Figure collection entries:
- - - - - - -

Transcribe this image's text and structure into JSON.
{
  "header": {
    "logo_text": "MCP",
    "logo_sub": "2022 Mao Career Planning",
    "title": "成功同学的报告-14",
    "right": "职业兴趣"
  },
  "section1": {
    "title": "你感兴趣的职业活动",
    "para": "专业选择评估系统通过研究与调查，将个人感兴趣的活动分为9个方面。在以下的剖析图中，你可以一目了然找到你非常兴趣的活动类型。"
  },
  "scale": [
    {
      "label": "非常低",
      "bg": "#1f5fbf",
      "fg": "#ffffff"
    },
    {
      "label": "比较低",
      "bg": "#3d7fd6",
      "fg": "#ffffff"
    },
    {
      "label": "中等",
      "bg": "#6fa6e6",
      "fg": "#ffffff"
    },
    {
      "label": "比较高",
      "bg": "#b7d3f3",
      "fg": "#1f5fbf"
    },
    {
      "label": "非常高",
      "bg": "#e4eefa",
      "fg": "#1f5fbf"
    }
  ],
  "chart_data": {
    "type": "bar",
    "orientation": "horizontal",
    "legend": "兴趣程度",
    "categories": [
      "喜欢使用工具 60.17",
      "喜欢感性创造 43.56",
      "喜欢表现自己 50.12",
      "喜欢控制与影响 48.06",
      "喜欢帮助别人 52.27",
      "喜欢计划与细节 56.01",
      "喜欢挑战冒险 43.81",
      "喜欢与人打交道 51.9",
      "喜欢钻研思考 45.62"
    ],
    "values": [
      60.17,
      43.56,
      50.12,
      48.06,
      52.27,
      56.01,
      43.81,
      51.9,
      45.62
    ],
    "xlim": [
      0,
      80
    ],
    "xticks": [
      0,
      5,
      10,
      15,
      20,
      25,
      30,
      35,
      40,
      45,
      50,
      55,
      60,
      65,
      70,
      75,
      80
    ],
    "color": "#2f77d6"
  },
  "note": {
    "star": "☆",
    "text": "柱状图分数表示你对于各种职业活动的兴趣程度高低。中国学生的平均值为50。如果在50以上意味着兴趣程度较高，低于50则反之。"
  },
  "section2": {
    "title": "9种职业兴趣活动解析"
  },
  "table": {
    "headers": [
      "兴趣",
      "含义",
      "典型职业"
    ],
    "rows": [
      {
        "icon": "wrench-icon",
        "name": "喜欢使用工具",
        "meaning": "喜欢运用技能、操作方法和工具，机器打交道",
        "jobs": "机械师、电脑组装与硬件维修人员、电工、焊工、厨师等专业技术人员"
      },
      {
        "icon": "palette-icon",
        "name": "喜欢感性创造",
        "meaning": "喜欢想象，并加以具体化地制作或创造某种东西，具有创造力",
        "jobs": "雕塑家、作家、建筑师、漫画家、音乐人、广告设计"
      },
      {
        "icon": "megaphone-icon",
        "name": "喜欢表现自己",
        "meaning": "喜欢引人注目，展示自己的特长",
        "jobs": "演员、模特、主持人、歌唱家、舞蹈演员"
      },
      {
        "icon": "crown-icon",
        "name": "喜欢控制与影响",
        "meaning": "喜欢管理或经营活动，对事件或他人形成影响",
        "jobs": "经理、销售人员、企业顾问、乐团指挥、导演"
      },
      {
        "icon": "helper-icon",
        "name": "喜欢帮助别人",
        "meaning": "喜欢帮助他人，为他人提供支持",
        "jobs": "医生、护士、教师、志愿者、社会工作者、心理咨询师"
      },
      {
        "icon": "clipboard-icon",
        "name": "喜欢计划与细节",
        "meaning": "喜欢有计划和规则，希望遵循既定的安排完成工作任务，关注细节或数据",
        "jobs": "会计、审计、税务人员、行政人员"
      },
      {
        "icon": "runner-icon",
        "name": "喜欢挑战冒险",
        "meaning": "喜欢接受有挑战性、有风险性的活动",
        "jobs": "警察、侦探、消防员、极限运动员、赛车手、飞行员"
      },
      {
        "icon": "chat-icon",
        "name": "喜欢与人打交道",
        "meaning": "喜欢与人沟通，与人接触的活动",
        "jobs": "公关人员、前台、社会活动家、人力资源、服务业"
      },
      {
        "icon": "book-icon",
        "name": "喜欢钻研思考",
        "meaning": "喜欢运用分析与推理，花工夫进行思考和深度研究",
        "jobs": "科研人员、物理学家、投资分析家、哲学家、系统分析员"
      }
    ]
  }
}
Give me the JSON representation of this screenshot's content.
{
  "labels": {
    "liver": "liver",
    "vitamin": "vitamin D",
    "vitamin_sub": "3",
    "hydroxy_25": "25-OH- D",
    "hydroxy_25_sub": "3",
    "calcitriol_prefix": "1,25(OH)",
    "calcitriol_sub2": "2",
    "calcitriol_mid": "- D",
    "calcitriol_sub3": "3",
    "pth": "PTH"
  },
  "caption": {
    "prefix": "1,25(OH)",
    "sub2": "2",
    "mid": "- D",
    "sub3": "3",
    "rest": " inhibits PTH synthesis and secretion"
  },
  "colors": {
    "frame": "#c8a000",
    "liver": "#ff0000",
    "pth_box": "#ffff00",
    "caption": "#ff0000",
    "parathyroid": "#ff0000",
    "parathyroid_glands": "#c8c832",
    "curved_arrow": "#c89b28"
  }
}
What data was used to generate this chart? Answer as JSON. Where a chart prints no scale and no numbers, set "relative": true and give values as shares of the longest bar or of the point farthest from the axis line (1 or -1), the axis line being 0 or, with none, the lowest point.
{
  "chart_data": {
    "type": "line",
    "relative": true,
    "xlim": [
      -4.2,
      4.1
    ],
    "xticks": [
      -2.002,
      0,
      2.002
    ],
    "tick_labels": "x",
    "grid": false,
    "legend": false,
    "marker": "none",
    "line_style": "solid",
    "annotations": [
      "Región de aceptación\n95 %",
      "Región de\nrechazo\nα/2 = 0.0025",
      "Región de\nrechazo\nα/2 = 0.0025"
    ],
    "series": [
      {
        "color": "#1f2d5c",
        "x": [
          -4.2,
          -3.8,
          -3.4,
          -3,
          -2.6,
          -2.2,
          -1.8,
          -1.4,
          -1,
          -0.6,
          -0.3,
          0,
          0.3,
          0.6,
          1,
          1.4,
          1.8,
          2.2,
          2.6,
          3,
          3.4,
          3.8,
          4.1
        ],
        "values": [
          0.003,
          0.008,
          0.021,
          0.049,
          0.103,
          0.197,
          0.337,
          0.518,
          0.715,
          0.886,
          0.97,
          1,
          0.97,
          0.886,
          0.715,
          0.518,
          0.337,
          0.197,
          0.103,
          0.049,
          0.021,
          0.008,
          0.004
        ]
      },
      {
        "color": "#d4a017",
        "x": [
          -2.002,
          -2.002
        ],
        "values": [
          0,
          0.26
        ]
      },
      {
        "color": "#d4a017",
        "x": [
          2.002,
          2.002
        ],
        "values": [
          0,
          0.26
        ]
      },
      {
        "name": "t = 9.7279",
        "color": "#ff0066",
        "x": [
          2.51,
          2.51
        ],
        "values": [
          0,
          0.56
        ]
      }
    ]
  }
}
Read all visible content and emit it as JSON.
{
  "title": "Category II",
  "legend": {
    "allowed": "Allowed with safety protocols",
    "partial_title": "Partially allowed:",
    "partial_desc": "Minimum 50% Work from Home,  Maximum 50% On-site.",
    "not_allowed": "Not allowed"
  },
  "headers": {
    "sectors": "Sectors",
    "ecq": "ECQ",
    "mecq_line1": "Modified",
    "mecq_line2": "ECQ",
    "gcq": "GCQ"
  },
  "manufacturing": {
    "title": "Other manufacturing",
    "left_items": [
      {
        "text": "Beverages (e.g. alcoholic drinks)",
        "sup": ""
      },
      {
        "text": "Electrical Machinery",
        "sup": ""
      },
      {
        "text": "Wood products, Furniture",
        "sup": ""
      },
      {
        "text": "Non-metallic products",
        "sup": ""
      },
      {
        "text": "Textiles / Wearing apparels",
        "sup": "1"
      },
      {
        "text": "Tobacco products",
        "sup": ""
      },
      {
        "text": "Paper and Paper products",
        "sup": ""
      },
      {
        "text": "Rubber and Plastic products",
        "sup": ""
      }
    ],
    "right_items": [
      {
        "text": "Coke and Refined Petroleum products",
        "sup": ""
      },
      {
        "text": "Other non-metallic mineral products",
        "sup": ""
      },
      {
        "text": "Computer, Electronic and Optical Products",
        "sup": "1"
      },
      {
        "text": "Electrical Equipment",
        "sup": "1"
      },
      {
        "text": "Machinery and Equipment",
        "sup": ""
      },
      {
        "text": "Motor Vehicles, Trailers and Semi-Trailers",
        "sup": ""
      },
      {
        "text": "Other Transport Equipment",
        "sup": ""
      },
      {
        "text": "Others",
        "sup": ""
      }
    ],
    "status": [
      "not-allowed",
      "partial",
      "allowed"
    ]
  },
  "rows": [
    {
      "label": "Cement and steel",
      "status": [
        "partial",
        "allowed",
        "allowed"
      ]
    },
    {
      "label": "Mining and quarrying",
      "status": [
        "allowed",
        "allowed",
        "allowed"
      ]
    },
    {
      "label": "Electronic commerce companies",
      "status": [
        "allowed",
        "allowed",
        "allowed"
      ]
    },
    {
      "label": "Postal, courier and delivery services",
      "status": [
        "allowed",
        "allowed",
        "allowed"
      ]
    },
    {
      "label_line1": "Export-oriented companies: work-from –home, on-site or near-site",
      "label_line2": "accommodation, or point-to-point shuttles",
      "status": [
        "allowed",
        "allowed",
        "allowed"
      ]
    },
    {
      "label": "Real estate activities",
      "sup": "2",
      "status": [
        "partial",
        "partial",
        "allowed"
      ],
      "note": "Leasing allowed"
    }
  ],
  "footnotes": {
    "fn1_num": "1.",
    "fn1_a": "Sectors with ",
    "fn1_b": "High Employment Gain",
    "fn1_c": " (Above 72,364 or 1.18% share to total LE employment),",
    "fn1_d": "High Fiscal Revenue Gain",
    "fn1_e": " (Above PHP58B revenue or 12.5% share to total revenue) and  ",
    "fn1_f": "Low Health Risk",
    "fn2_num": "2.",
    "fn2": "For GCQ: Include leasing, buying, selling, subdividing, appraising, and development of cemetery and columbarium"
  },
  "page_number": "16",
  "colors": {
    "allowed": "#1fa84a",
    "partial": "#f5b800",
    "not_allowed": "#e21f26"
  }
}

- - - - - - -

=== WHAT THE TASK REQUIRES ===
Take every line above carrying "nrechazo" and return it.

=== WRITTEN RESPONSE ===
      "Región de\nrechazo\nα/2 = 0.0025",
      "Región de\nrechazo\nα/2 = 0.0025"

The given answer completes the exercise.